[SUPPLIED RECORDS]:
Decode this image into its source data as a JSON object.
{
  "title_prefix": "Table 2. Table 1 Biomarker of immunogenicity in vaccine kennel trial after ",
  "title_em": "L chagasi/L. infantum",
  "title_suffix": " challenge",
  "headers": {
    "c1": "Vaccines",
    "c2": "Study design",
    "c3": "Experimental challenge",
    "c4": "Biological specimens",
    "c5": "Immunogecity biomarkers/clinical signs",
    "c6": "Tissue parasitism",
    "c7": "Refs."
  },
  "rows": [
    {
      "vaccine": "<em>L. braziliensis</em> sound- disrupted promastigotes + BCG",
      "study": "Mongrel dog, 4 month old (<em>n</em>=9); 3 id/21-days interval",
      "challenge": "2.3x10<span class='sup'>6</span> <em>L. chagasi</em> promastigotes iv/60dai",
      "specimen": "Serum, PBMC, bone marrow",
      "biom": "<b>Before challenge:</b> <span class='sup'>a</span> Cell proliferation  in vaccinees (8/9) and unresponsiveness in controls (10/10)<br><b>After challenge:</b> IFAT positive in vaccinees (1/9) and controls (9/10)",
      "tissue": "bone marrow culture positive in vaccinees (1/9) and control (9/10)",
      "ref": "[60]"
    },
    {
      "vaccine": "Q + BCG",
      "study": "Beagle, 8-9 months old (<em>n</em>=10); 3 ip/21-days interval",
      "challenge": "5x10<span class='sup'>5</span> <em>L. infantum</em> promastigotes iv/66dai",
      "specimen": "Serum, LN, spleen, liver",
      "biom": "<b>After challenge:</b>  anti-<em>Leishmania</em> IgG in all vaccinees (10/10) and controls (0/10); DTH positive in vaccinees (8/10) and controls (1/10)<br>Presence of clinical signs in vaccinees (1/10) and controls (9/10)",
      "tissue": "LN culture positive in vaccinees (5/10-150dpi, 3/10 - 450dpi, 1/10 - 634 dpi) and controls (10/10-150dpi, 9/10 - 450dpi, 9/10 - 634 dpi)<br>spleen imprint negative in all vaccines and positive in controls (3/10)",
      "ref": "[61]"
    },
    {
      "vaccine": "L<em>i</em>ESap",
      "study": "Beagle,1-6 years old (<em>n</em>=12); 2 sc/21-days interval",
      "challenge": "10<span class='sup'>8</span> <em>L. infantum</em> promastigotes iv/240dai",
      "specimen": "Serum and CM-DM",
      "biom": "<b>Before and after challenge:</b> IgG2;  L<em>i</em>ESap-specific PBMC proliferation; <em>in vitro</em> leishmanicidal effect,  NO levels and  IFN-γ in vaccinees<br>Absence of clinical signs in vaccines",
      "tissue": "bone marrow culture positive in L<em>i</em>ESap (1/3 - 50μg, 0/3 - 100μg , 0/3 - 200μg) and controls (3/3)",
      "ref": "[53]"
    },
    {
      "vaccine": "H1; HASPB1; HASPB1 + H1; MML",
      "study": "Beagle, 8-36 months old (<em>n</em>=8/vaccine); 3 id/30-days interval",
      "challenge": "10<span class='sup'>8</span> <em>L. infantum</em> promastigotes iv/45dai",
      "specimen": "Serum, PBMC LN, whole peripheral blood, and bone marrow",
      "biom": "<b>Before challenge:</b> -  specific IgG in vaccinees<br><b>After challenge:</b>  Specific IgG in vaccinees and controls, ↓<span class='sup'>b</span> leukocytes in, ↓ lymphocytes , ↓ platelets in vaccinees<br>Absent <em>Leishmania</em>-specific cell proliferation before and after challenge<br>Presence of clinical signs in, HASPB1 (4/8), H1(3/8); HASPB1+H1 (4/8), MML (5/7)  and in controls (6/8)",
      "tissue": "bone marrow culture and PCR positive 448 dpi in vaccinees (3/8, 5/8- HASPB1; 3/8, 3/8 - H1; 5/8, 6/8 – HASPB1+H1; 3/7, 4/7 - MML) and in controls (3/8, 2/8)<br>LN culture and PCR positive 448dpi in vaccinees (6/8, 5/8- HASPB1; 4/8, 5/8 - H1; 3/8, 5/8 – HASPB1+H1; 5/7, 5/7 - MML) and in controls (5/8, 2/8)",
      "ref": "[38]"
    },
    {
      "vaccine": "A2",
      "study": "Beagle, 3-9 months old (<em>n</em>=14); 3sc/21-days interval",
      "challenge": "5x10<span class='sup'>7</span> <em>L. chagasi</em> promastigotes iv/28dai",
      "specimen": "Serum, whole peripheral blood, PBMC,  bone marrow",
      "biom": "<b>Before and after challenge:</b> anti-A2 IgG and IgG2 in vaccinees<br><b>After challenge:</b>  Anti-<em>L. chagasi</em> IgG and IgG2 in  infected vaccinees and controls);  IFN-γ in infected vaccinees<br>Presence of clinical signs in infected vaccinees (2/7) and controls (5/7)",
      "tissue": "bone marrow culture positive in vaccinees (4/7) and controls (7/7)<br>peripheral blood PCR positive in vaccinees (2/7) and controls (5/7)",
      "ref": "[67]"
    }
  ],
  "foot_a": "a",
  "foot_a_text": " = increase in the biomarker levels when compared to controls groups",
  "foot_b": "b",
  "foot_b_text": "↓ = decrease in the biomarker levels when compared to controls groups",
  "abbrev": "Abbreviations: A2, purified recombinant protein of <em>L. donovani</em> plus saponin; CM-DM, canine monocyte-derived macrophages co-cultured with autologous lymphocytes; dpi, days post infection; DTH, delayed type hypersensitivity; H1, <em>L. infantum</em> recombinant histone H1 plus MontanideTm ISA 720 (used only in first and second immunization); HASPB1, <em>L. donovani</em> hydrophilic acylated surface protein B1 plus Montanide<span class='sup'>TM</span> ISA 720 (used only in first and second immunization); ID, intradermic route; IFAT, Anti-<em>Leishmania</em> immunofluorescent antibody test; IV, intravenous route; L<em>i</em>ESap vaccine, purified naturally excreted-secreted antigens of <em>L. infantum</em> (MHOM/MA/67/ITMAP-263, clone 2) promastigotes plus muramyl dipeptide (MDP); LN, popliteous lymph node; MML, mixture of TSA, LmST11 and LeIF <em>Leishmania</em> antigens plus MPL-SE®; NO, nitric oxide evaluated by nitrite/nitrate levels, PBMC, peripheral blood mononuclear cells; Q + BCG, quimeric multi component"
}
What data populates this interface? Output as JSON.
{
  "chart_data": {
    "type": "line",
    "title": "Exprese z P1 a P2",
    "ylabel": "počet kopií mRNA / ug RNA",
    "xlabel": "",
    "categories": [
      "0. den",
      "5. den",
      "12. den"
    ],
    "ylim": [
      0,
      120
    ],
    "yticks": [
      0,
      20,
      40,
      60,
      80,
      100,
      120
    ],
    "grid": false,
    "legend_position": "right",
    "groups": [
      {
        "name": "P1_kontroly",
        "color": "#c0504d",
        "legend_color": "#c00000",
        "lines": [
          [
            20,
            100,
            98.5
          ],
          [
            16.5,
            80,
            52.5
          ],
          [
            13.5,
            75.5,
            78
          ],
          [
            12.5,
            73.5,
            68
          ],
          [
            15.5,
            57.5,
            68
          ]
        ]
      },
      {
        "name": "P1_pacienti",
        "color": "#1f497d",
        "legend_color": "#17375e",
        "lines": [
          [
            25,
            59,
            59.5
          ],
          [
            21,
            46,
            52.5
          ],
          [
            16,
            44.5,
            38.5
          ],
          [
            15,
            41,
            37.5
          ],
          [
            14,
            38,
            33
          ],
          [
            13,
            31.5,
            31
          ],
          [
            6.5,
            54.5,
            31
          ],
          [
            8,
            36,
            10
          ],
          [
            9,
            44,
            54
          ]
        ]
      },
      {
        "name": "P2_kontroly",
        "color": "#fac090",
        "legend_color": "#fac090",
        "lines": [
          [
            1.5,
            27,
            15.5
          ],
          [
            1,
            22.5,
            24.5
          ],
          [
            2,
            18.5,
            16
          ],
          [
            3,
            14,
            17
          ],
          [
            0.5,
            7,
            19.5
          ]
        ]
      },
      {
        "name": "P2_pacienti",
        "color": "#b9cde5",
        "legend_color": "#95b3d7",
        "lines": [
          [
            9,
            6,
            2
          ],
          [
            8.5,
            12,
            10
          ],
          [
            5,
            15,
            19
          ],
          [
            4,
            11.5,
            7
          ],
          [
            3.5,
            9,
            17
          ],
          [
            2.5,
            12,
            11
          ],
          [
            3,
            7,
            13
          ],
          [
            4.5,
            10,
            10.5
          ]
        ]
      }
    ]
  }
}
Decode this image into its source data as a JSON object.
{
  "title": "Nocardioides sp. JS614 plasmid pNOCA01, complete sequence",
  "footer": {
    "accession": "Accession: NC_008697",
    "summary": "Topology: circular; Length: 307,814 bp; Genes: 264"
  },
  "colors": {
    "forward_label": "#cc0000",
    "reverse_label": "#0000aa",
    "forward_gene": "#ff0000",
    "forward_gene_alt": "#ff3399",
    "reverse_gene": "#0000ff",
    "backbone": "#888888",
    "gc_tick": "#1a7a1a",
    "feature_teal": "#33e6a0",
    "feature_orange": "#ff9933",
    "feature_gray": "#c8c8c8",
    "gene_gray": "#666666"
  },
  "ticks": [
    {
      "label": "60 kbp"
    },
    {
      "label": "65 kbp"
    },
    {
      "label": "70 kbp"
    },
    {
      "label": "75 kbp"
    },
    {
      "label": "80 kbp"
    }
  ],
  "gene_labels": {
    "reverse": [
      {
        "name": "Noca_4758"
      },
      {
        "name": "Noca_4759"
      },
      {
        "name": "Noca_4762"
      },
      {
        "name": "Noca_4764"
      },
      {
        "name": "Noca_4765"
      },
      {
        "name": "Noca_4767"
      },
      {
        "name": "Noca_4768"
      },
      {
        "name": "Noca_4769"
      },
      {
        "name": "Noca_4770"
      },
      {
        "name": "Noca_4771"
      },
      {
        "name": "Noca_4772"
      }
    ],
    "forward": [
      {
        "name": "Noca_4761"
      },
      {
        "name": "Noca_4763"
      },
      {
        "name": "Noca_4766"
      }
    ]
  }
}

[WHAT YOU ARE ASKED TO DO]:
Each line of the entries where the string "proliferation" occurs should be shown.

[SOLVED EXERCISE]:
      "biom": "<b>Before challenge:</b> <span class='sup'>a</span> Cell proliferation  in vaccinees (8/9) and unresponsiveness in controls (10/10)<br><b>After challenge:</b> IFAT positive in vaccinees (1/9) and controls (9/10)",
      "biom": "<b>Before and after challenge:</b> IgG2;  L<em>i</em>ESap-specific PBMC proliferation; <em>in vitro</em> leishmanicidal effect,  NO levels and  IFN-γ in vaccinees<br>Absence of clinical signs in vaccines",
      "biom": "<b>Before challenge:</b> -  specific IgG in vaccinees<br><b>After challenge:</b>  Specific IgG in vaccinees and controls, ↓<span class='sup'>b</span> leukocytes in, ↓ lymphocytes , ↓ platelets in vaccinees<br>Absent <em>Leishmania</em>-specific cell proliferation before and after challenge<br>Presence of clinical signs in, HASPB1 (4/8), H1(3/8); HASPB1+H1 (4/8), MML (5/7)  and in controls (6/8)",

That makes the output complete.